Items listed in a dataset
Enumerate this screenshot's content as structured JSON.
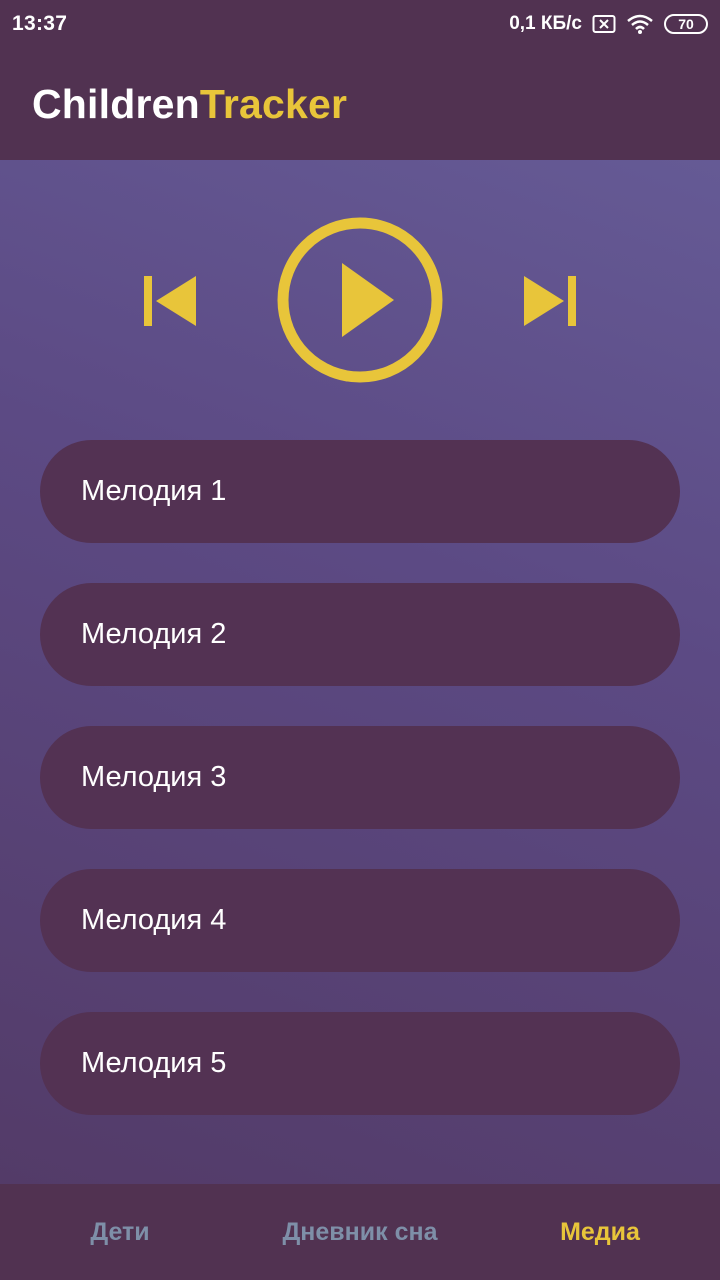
{
  "status_bar": {
    "time": "13:37",
    "speed": "0,1 КБ/с",
    "battery": "70"
  },
  "app": {
    "title_part1": "Children",
    "title_part2": "Tracker"
  },
  "colors": {
    "accent": "#e8c53a",
    "panel": "#533253",
    "nav_inactive": "#7e8fa8"
  },
  "player": {
    "prev_icon": "skip-previous-icon",
    "play_icon": "play-circle-icon",
    "next_icon": "skip-next-icon"
  },
  "tracks": [
    {
      "label": "Мелодия 1"
    },
    {
      "label": "Мелодия 2"
    },
    {
      "label": "Мелодия 3"
    },
    {
      "label": "Мелодия 4"
    },
    {
      "label": "Мелодия 5"
    }
  ],
  "nav": {
    "items": [
      {
        "label": "Дети",
        "active": false
      },
      {
        "label": "Дневник сна",
        "active": false
      },
      {
        "label": "Медиа",
        "active": true
      }
    ]
  }
}
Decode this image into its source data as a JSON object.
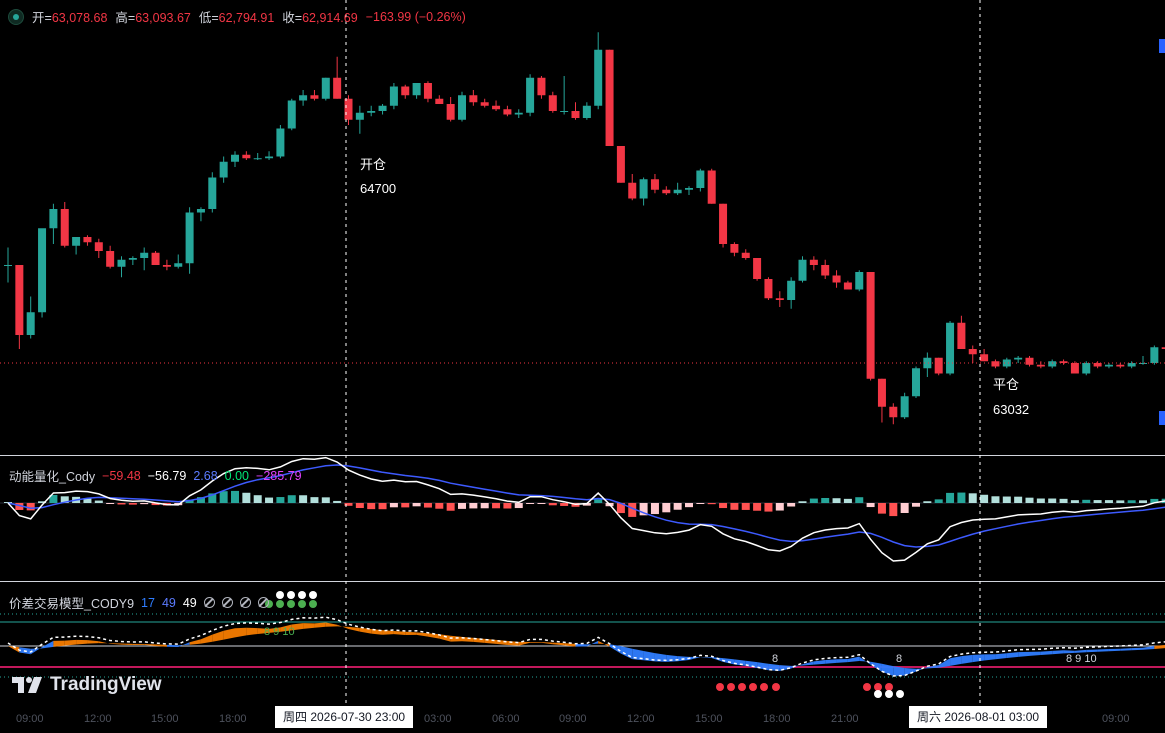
{
  "ohlc": {
    "open_label": "开=",
    "open": "63,078.68",
    "high_label": "高=",
    "high": "63,093.67",
    "low_label": "低=",
    "low": "62,794.91",
    "close_label": "收=",
    "close": "62,914.69",
    "change": "−163.99 (−0.26%)"
  },
  "annotations": {
    "open_position": {
      "label": "开仓",
      "price": "64700"
    },
    "close_position": {
      "label": "平仓",
      "price": "63032"
    }
  },
  "indicator1": {
    "name": "动能量化_Cody",
    "values": [
      {
        "text": "−59.48",
        "color": "#f23645"
      },
      {
        "text": "−56.79",
        "color": "#ffffff"
      },
      {
        "text": "2.68",
        "color": "#5b7bff"
      },
      {
        "text": "0.00",
        "color": "#00e676"
      },
      {
        "text": "−285.79",
        "color": "#e040fb"
      }
    ]
  },
  "indicator2": {
    "name": "价差交易模型_CODY9",
    "values": [
      {
        "text": "17",
        "color": "#2f7dff"
      },
      {
        "text": "49",
        "color": "#5b7bff"
      },
      {
        "text": "49",
        "color": "#ffffff"
      }
    ],
    "na_count": 4,
    "signal_labels": {
      "a": "8 9 10",
      "b": "8",
      "c": "8",
      "d": "8 9 10"
    }
  },
  "logo": {
    "text": "TradingView"
  },
  "time_axis": {
    "labels": [
      {
        "text": "09:00"
      },
      {
        "text": "12:00"
      },
      {
        "text": "15:00"
      },
      {
        "text": "18:00"
      },
      {
        "text": "03:00"
      },
      {
        "text": "06:00"
      },
      {
        "text": "09:00"
      },
      {
        "text": "12:00"
      },
      {
        "text": "15:00"
      },
      {
        "text": "18:00"
      },
      {
        "text": "21:00"
      },
      {
        "text": "09:00"
      }
    ],
    "crosshair_1": "周四 2026-07-30   23:00",
    "crosshair_2": "周六  2026-08-01   03:00"
  },
  "colors": {
    "up": "#26a69a",
    "down": "#f23645",
    "background": "#000000",
    "macd_fast": "#ffffff",
    "macd_slow": "#2962ff"
  },
  "chart_data": {
    "type": "candlestick",
    "candles": [
      [
        63650,
        63750,
        63550,
        63650
      ],
      [
        63650,
        63650,
        63170,
        63250
      ],
      [
        63250,
        63470,
        63230,
        63380
      ],
      [
        63380,
        63830,
        63350,
        63860
      ],
      [
        63860,
        64000,
        63770,
        63970
      ],
      [
        63970,
        64010,
        63750,
        63760
      ],
      [
        63760,
        63810,
        63710,
        63810
      ],
      [
        63810,
        63820,
        63760,
        63780
      ],
      [
        63780,
        63800,
        63690,
        63730
      ],
      [
        63730,
        63760,
        63630,
        63640
      ],
      [
        63640,
        63700,
        63580,
        63680
      ],
      [
        63680,
        63700,
        63650,
        63690
      ],
      [
        63690,
        63750,
        63620,
        63720
      ],
      [
        63720,
        63730,
        63650,
        63650
      ],
      [
        63650,
        63680,
        63620,
        63640
      ],
      [
        63640,
        63710,
        63630,
        63660
      ],
      [
        63660,
        63980,
        63600,
        63950
      ],
      [
        63950,
        63980,
        63900,
        63970
      ],
      [
        63970,
        64180,
        63950,
        64150
      ],
      [
        64150,
        64270,
        64120,
        64240
      ],
      [
        64240,
        64300,
        64210,
        64280
      ],
      [
        64280,
        64300,
        64250,
        64260
      ],
      [
        64260,
        64290,
        64250,
        64260
      ],
      [
        64260,
        64300,
        64250,
        64270
      ],
      [
        64270,
        64450,
        64260,
        64430
      ],
      [
        64430,
        64600,
        64420,
        64590
      ],
      [
        64590,
        64650,
        64560,
        64620
      ],
      [
        64620,
        64650,
        64590,
        64600
      ],
      [
        64600,
        64720,
        64590,
        64720
      ],
      [
        64720,
        64840,
        64600,
        64600
      ],
      [
        64600,
        64620,
        64450,
        64480
      ],
      [
        64480,
        64560,
        64400,
        64520
      ],
      [
        64520,
        64560,
        64500,
        64530
      ],
      [
        64530,
        64570,
        64510,
        64560
      ],
      [
        64560,
        64690,
        64540,
        64670
      ],
      [
        64670,
        64680,
        64600,
        64620
      ],
      [
        64620,
        64690,
        64600,
        64690
      ],
      [
        64690,
        64700,
        64580,
        64600
      ],
      [
        64600,
        64620,
        64570,
        64570
      ],
      [
        64570,
        64610,
        64470,
        64480
      ],
      [
        64480,
        64640,
        64470,
        64620
      ],
      [
        64620,
        64650,
        64560,
        64580
      ],
      [
        64580,
        64600,
        64550,
        64560
      ],
      [
        64560,
        64590,
        64530,
        64540
      ],
      [
        64540,
        64560,
        64500,
        64510
      ],
      [
        64510,
        64540,
        64490,
        64520
      ],
      [
        64520,
        64740,
        64500,
        64720
      ],
      [
        64720,
        64730,
        64600,
        64620
      ],
      [
        64620,
        64640,
        64520,
        64530
      ],
      [
        64530,
        64730,
        64510,
        64530
      ],
      [
        64530,
        64580,
        64480,
        64490
      ],
      [
        64490,
        64580,
        64480,
        64560
      ],
      [
        64560,
        64980,
        64540,
        64880
      ],
      [
        64880,
        64880,
        64330,
        64330
      ],
      [
        64330,
        64330,
        64120,
        64120
      ],
      [
        64120,
        64170,
        64020,
        64030
      ],
      [
        64030,
        64150,
        63990,
        64140
      ],
      [
        64140,
        64170,
        64060,
        64080
      ],
      [
        64080,
        64100,
        64050,
        64060
      ],
      [
        64060,
        64120,
        64050,
        64080
      ],
      [
        64080,
        64100,
        64050,
        64090
      ],
      [
        64090,
        64200,
        64070,
        64190
      ],
      [
        64190,
        64200,
        64000,
        64000
      ],
      [
        64000,
        64000,
        63750,
        63770
      ],
      [
        63770,
        63780,
        63700,
        63720
      ],
      [
        63720,
        63740,
        63680,
        63690
      ],
      [
        63690,
        63690,
        63560,
        63570
      ],
      [
        63570,
        63580,
        63450,
        63460
      ],
      [
        63460,
        63500,
        63410,
        63450
      ],
      [
        63450,
        63580,
        63400,
        63560
      ],
      [
        63560,
        63700,
        63550,
        63680
      ],
      [
        63680,
        63700,
        63620,
        63650
      ],
      [
        63650,
        63680,
        63570,
        63590
      ],
      [
        63590,
        63620,
        63520,
        63550
      ],
      [
        63550,
        63560,
        63510,
        63510
      ],
      [
        63510,
        63620,
        63500,
        63610
      ],
      [
        63610,
        63610,
        62990,
        63000
      ],
      [
        63000,
        63000,
        62750,
        62840
      ],
      [
        62840,
        62860,
        62740,
        62780
      ],
      [
        62780,
        62920,
        62770,
        62900
      ],
      [
        62900,
        63070,
        62890,
        63060
      ],
      [
        63060,
        63150,
        63010,
        63120
      ],
      [
        63120,
        63120,
        63020,
        63030
      ],
      [
        63030,
        63330,
        63020,
        63320
      ],
      [
        63320,
        63360,
        63170,
        63170
      ],
      [
        63170,
        63190,
        63090,
        63140
      ],
      [
        63140,
        63170,
        63100,
        63100
      ],
      [
        63100,
        63110,
        63060,
        63070
      ],
      [
        63070,
        63120,
        63060,
        63110
      ],
      [
        63110,
        63130,
        63090,
        63120
      ],
      [
        63120,
        63130,
        63070,
        63080
      ],
      [
        63080,
        63100,
        63060,
        63070
      ],
      [
        63070,
        63110,
        63060,
        63100
      ],
      [
        63100,
        63110,
        63080,
        63090
      ],
      [
        63090,
        63100,
        63030,
        63030
      ],
      [
        63030,
        63100,
        63020,
        63090
      ],
      [
        63090,
        63100,
        63060,
        63070
      ],
      [
        63070,
        63090,
        63060,
        63080
      ],
      [
        63080,
        63090,
        63060,
        63070
      ],
      [
        63070,
        63100,
        63060,
        63090
      ],
      [
        63090,
        63130,
        63080,
        63090
      ],
      [
        63090,
        63190,
        63080,
        63180
      ],
      [
        63180,
        63200,
        63150,
        63170
      ],
      [
        63170,
        63180,
        63110,
        63140
      ]
    ]
  }
}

REQUEST = From the entries above, copy every line where the word "icon" shows up.

RESPONSE TO THE EXERCISE =
    "prev_icon": "skip-previous-icon",
    "play_icon": "play-circle-icon",
    "next_icon": "skip-next-icon"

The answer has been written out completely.